(Figure dataset records)
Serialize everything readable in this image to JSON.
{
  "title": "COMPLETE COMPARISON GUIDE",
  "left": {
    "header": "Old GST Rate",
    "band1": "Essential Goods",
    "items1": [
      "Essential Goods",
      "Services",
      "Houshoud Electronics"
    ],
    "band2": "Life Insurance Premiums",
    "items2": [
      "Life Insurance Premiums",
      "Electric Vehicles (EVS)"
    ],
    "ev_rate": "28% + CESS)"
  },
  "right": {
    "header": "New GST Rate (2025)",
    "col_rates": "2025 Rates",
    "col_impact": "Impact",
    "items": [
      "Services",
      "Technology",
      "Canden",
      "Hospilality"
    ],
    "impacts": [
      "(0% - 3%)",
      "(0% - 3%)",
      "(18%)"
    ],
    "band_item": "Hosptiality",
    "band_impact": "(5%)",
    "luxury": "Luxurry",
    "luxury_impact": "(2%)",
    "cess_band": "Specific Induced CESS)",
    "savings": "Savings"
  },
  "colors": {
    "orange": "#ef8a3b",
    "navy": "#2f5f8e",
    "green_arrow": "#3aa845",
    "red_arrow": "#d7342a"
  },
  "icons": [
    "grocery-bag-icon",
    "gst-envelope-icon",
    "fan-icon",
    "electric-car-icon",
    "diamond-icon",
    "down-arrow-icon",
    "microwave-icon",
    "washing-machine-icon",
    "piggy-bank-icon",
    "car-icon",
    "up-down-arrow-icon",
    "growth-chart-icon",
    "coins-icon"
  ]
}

# PROBLEM STATEMENT
Work out how many lines in the records above contain the word "Essential", and give only that number.

# OUTPUT FOR THIS TASK
2